_WRITTEN TASK_
List each line of the data that holds the string "JSON".

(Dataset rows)
* * * *
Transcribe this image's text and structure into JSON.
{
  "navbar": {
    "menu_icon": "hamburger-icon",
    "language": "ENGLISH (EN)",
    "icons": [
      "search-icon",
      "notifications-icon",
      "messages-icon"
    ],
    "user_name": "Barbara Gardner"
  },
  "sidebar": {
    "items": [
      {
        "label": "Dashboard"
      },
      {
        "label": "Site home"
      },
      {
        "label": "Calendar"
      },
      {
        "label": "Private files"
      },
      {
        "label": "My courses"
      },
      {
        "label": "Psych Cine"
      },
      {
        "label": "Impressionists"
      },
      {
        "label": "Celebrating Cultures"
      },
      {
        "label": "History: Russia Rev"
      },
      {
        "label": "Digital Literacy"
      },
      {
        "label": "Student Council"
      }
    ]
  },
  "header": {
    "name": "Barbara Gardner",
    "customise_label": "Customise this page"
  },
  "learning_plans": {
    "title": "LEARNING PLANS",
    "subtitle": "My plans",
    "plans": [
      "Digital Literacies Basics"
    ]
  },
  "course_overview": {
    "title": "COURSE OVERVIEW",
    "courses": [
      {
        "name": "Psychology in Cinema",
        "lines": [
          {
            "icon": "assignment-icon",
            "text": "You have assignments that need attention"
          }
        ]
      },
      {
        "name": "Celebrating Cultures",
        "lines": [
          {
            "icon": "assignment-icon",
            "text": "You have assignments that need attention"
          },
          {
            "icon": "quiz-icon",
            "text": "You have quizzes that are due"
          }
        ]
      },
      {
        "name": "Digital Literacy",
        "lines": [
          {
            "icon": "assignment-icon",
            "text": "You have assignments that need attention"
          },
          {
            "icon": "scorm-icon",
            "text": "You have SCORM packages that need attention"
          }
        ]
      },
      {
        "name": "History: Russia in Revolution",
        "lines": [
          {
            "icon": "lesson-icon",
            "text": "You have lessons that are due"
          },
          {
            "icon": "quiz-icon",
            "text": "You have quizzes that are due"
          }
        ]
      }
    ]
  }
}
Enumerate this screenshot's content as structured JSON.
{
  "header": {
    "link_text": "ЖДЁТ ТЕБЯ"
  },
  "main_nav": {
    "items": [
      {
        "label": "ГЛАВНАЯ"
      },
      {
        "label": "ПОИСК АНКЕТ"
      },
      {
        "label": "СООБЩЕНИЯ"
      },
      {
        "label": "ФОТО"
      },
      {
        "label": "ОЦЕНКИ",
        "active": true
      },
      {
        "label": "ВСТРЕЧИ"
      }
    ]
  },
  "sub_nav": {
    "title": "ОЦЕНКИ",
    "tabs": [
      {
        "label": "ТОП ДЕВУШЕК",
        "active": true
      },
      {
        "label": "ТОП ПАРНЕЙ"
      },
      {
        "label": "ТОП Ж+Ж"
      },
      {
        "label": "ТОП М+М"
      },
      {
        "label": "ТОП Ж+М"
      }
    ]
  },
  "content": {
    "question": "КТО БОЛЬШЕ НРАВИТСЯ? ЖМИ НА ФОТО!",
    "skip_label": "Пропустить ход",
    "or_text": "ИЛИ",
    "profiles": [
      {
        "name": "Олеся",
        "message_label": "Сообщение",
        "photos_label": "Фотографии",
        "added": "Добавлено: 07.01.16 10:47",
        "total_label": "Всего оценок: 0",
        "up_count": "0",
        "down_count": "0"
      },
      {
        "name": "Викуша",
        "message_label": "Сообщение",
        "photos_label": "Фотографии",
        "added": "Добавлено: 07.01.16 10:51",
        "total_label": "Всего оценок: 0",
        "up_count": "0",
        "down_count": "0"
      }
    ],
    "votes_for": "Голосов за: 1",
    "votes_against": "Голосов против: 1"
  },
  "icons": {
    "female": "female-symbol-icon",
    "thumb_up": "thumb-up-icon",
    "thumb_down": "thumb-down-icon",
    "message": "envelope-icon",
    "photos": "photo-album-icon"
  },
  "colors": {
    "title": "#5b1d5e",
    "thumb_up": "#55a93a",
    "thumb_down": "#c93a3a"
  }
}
* * * *
_TASK OUTPUT_
Transcribe this image's text and structure into JSON.
Enumerate this screenshot's content as structured JSON.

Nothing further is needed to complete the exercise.